» GIVEN REQUEST
Write the records below out in full, character for character, with no pictures.

Figure data in JSON
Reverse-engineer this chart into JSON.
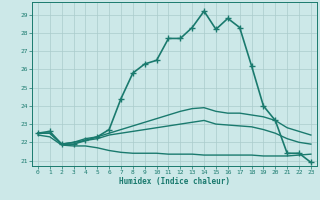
{
  "xlabel": "Humidex (Indice chaleur)",
  "background_color": "#cce8e8",
  "grid_color": "#aacccc",
  "line_color": "#1a7a6e",
  "xlim": [
    -0.5,
    23.5
  ],
  "ylim": [
    20.7,
    29.7
  ],
  "yticks": [
    21,
    22,
    23,
    24,
    25,
    26,
    27,
    28,
    29
  ],
  "xticks": [
    0,
    1,
    2,
    3,
    4,
    5,
    6,
    7,
    8,
    9,
    10,
    11,
    12,
    13,
    14,
    15,
    16,
    17,
    18,
    19,
    20,
    21,
    22,
    23
  ],
  "series": [
    {
      "x": [
        0,
        1,
        2,
        3,
        4,
        5,
        6,
        7,
        8,
        9,
        10,
        11,
        12,
        13,
        14,
        15,
        16,
        17,
        18,
        19,
        20,
        21,
        22,
        23
      ],
      "y": [
        22.5,
        22.6,
        21.9,
        21.9,
        22.1,
        22.3,
        22.7,
        24.4,
        25.8,
        26.3,
        26.5,
        27.7,
        27.7,
        28.3,
        29.2,
        28.2,
        28.8,
        28.3,
        26.2,
        24.0,
        23.2,
        21.4,
        21.4,
        20.9
      ],
      "marker": "+",
      "markersize": 4,
      "linewidth": 1.2
    },
    {
      "x": [
        0,
        1,
        2,
        3,
        4,
        5,
        6,
        7,
        8,
        9,
        10,
        11,
        12,
        13,
        14,
        15,
        16,
        17,
        18,
        19,
        20,
        21,
        22,
        23
      ],
      "y": [
        22.5,
        22.5,
        21.9,
        22.0,
        22.2,
        22.3,
        22.5,
        22.7,
        22.9,
        23.1,
        23.3,
        23.5,
        23.7,
        23.85,
        23.9,
        23.7,
        23.6,
        23.6,
        23.5,
        23.4,
        23.2,
        22.8,
        22.6,
        22.4
      ],
      "marker": null,
      "markersize": 0,
      "linewidth": 1.0
    },
    {
      "x": [
        0,
        1,
        2,
        3,
        4,
        5,
        6,
        7,
        8,
        9,
        10,
        11,
        12,
        13,
        14,
        15,
        16,
        17,
        18,
        19,
        20,
        21,
        22,
        23
      ],
      "y": [
        22.5,
        22.5,
        21.9,
        22.0,
        22.1,
        22.2,
        22.4,
        22.5,
        22.6,
        22.7,
        22.8,
        22.9,
        23.0,
        23.1,
        23.2,
        23.0,
        22.95,
        22.9,
        22.85,
        22.7,
        22.5,
        22.2,
        22.0,
        21.9
      ],
      "marker": null,
      "markersize": 0,
      "linewidth": 1.0
    },
    {
      "x": [
        0,
        1,
        2,
        3,
        4,
        5,
        6,
        7,
        8,
        9,
        10,
        11,
        12,
        13,
        14,
        15,
        16,
        17,
        18,
        19,
        20,
        21,
        22,
        23
      ],
      "y": [
        22.4,
        22.3,
        21.85,
        21.8,
        21.8,
        21.7,
        21.55,
        21.45,
        21.4,
        21.4,
        21.4,
        21.35,
        21.35,
        21.35,
        21.3,
        21.3,
        21.3,
        21.3,
        21.3,
        21.25,
        21.25,
        21.25,
        21.3,
        21.35
      ],
      "marker": null,
      "markersize": 0,
      "linewidth": 1.0
    }
  ]
}
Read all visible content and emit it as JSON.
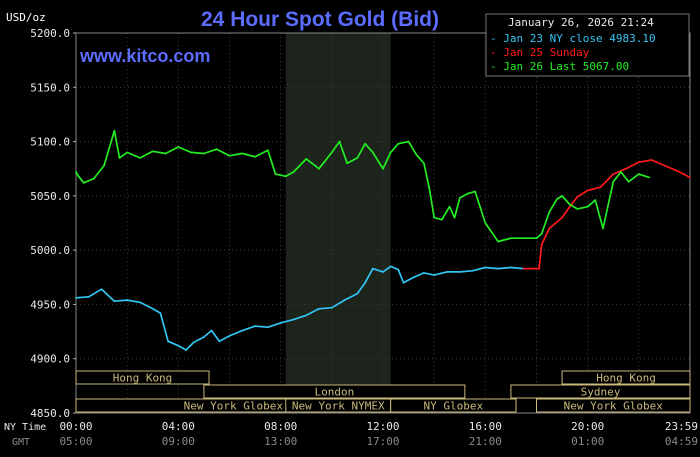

» PROBLEM SOLUTION
Reverse-engineer this chart into JSON.
{
  "xlabel": "Humidex (Indice chaleur)",
  "background_color": "#cce8e8",
  "grid_color": "#aacccc",
  "line_color": "#1a7a6e",
  "xlim": [
    -0.5,
    23.5
  ],
  "ylim": [
    20.7,
    29.7
  ],
  "yticks": [
    21,
    22,
    23,
    24,
    25,
    26,
    27,
    28,
    29
  ],
  "xticks": [
    0,
    1,
    2,
    3,
    4,
    5,
    6,
    7,
    8,
    9,
    10,
    11,
    12,
    13,
    14,
    15,
    16,
    17,
    18,
    19,
    20,
    21,
    22,
    23
  ],
  "series": [
    {
      "x": [
        0,
        1,
        2,
        3,
        4,
        5,
        6,
        7,
        8,
        9,
        10,
        11,
        12,
        13,
        14,
        15,
        16,
        17,
        18,
        19,
        20,
        21,
        22,
        23
      ],
      "y": [
        22.5,
        22.6,
        21.9,
        21.9,
        22.1,
        22.3,
        22.7,
        24.4,
        25.8,
        26.3,
        26.5,
        27.7,
        27.7,
        28.3,
        29.2,
        28.2,
        28.8,
        28.3,
        26.2,
        24.0,
        23.2,
        21.4,
        21.4,
        20.9
      ],
      "marker": "+",
      "markersize": 4,
      "linewidth": 1.2
    },
    {
      "x": [
        0,
        1,
        2,
        3,
        4,
        5,
        6,
        7,
        8,
        9,
        10,
        11,
        12,
        13,
        14,
        15,
        16,
        17,
        18,
        19,
        20,
        21,
        22,
        23
      ],
      "y": [
        22.5,
        22.5,
        21.9,
        22.0,
        22.2,
        22.3,
        22.5,
        22.7,
        22.9,
        23.1,
        23.3,
        23.5,
        23.7,
        23.85,
        23.9,
        23.7,
        23.6,
        23.6,
        23.5,
        23.4,
        23.2,
        22.8,
        22.6,
        22.4
      ],
      "marker": null,
      "markersize": 0,
      "linewidth": 1.0
    },
    {
      "x": [
        0,
        1,
        2,
        3,
        4,
        5,
        6,
        7,
        8,
        9,
        10,
        11,
        12,
        13,
        14,
        15,
        16,
        17,
        18,
        19,
        20,
        21,
        22,
        23
      ],
      "y": [
        22.5,
        22.5,
        21.9,
        22.0,
        22.1,
        22.2,
        22.4,
        22.5,
        22.6,
        22.7,
        22.8,
        22.9,
        23.0,
        23.1,
        23.2,
        23.0,
        22.95,
        22.9,
        22.85,
        22.7,
        22.5,
        22.2,
        22.0,
        21.9
      ],
      "marker": null,
      "markersize": 0,
      "linewidth": 1.0
    },
    {
      "x": [
        0,
        1,
        2,
        3,
        4,
        5,
        6,
        7,
        8,
        9,
        10,
        11,
        12,
        13,
        14,
        15,
        16,
        17,
        18,
        19,
        20,
        21,
        22,
        23
      ],
      "y": [
        22.4,
        22.3,
        21.85,
        21.8,
        21.8,
        21.7,
        21.55,
        21.45,
        21.4,
        21.4,
        21.4,
        21.35,
        21.35,
        21.35,
        21.3,
        21.3,
        21.3,
        21.3,
        21.3,
        21.25,
        21.25,
        21.25,
        21.3,
        21.35
      ],
      "marker": null,
      "markersize": 0,
      "linewidth": 1.0
    }
  ]
}
Read all visible content and emit it as JSON.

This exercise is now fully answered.